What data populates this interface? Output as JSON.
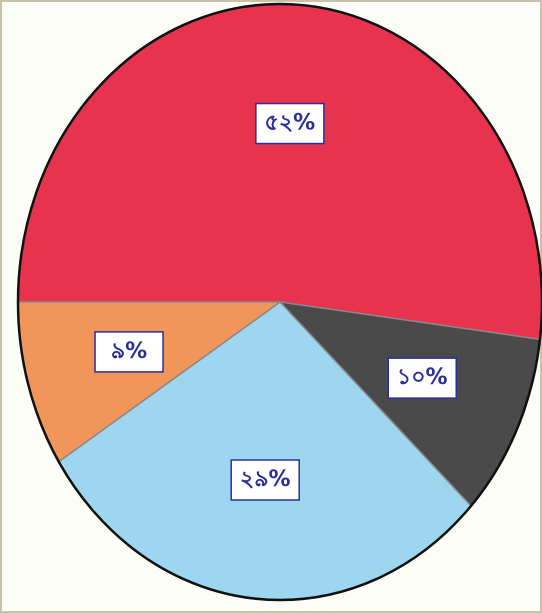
{
  "chart_data": {
    "type": "pie",
    "categories": [
      null,
      null,
      null,
      null
    ],
    "values": [
      52,
      10,
      29,
      9
    ],
    "value_labels": [
      "৫২%",
      "১০%",
      "২৯%",
      "৯%"
    ],
    "colors": [
      "#e8334f",
      "#4a4a4a",
      "#9fd6ef",
      "#f0965a"
    ]
  }
}
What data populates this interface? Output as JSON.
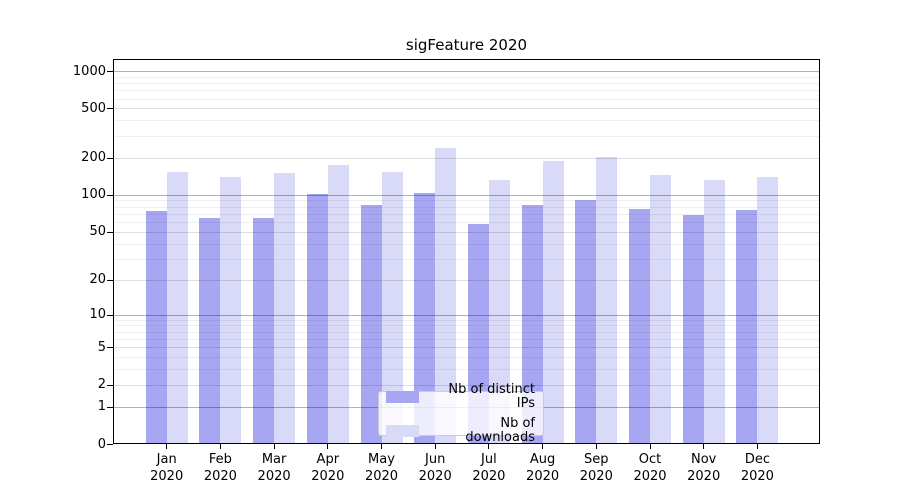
{
  "title": "sigFeature 2020",
  "chart_data": {
    "type": "bar",
    "title": "sigFeature 2020",
    "categories": [
      "Jan",
      "Feb",
      "Mar",
      "Apr",
      "May",
      "Jun",
      "Jul",
      "Aug",
      "Sep",
      "Oct",
      "Nov",
      "Dec"
    ],
    "x_year_label": "2020",
    "series": [
      {
        "name": "Nb of distinct IPs",
        "color": "#a6a6f3",
        "values": [
          74,
          65,
          65,
          101,
          82,
          104,
          58,
          82,
          90,
          77,
          68,
          75
        ]
      },
      {
        "name": "Nb of downloads",
        "color": "#d9d9f8",
        "values": [
          153,
          139,
          151,
          174,
          153,
          240,
          133,
          187,
          202,
          144,
          131,
          140
        ]
      }
    ],
    "yscale": "log1p",
    "y_ticks": [
      0,
      1,
      2,
      5,
      10,
      20,
      50,
      100,
      200,
      500,
      1000
    ],
    "y_minor_ticks": [
      3,
      4,
      6,
      7,
      8,
      9,
      30,
      40,
      60,
      70,
      80,
      90,
      300,
      400,
      600,
      700,
      800,
      900
    ],
    "ylim": [
      0,
      1300
    ],
    "grid": true,
    "legend_position": "lower center"
  }
}
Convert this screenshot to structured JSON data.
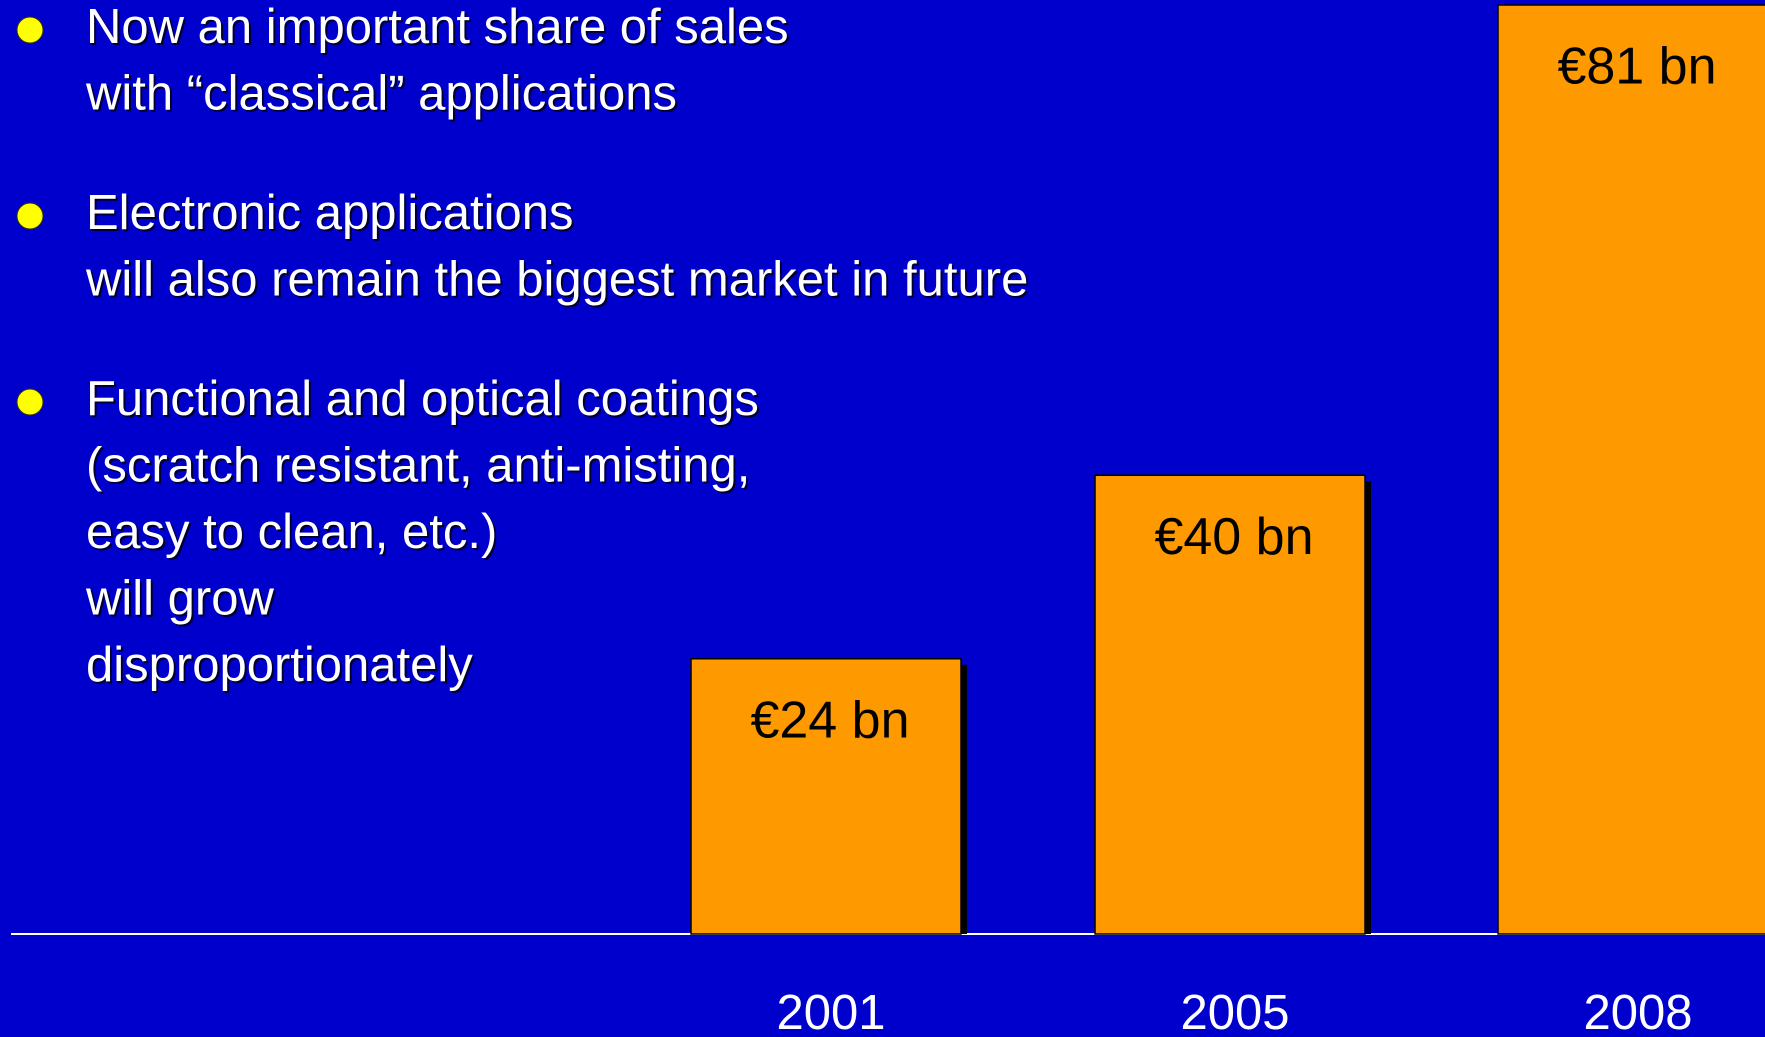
{
  "bullets": [
    {
      "lines": [
        "Now an important share of sales",
        "with “classical” applications"
      ]
    },
    {
      "lines": [
        "Electronic applications",
        "will also remain the biggest market in future"
      ]
    },
    {
      "lines": [
        "Functional and optical coatings",
        "(scratch resistant, anti-misting,",
        "easy to clean, etc.)",
        "will grow",
        "disproportionately"
      ]
    }
  ],
  "chart_data": {
    "type": "bar",
    "categories": [
      "2001",
      "2005",
      "2008"
    ],
    "values": [
      24,
      40,
      81
    ],
    "value_labels": [
      "€24 bn",
      "€40 bn",
      "€81 bn"
    ],
    "color": "#ff9900"
  }
}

□ □ □ □ □

- WRITTEN INSTRUCTION:
Reproduce the records, all of them, word for word; omit the pictures.

- SOLUTION TO THIS EXERCISE:
What data populates this interface? Output as JSON.
{
  "chart_data": {
    "type": "pie",
    "categories": [
      null,
      null,
      null,
      null
    ],
    "values": [
      52,
      10,
      29,
      9
    ],
    "value_labels": [
      "৫২%",
      "১০%",
      "২৯%",
      "৯%"
    ],
    "colors": [
      "#e8334f",
      "#4a4a4a",
      "#9fd6ef",
      "#f0965a"
    ]
  }
}
What data populates this interface? Output as JSON.
{
  "title": "sigFeature 2020",
  "chart_data": {
    "type": "bar",
    "title": "sigFeature 2020",
    "categories": [
      "Jan",
      "Feb",
      "Mar",
      "Apr",
      "May",
      "Jun",
      "Jul",
      "Aug",
      "Sep",
      "Oct",
      "Nov",
      "Dec"
    ],
    "x_year_label": "2020",
    "series": [
      {
        "name": "Nb of distinct IPs",
        "color": "#a6a6f3",
        "values": [
          74,
          65,
          65,
          101,
          82,
          104,
          58,
          82,
          90,
          77,
          68,
          75
        ]
      },
      {
        "name": "Nb of downloads",
        "color": "#d9d9f8",
        "values": [
          153,
          139,
          151,
          174,
          153,
          240,
          133,
          187,
          202,
          144,
          131,
          140
        ]
      }
    ],
    "yscale": "log1p",
    "y_ticks": [
      0,
      1,
      2,
      5,
      10,
      20,
      50,
      100,
      200,
      500,
      1000
    ],
    "y_minor_ticks": [
      3,
      4,
      6,
      7,
      8,
      9,
      30,
      40,
      60,
      70,
      80,
      90,
      300,
      400,
      600,
      700,
      800,
      900
    ],
    "ylim": [
      0,
      1300
    ],
    "grid": true,
    "legend_position": "lower center"
  }
}
Convert this screenshot to structured JSON data.
{
  "bullets": [
    {
      "lines": [
        "Now an important share of sales",
        "with “classical” applications"
      ]
    },
    {
      "lines": [
        "Electronic applications",
        "will also remain the biggest market in future"
      ]
    },
    {
      "lines": [
        "Functional and optical coatings",
        "(scratch resistant, anti-misting,",
        "easy to clean, etc.)",
        "will grow",
        "disproportionately"
      ]
    }
  ],
  "chart_data": {
    "type": "bar",
    "categories": [
      "2001",
      "2005",
      "2008"
    ],
    "values": [
      24,
      40,
      81
    ],
    "value_labels": [
      "€24 bn",
      "€40 bn",
      "€81 bn"
    ],
    "color": "#ff9900"
  }
}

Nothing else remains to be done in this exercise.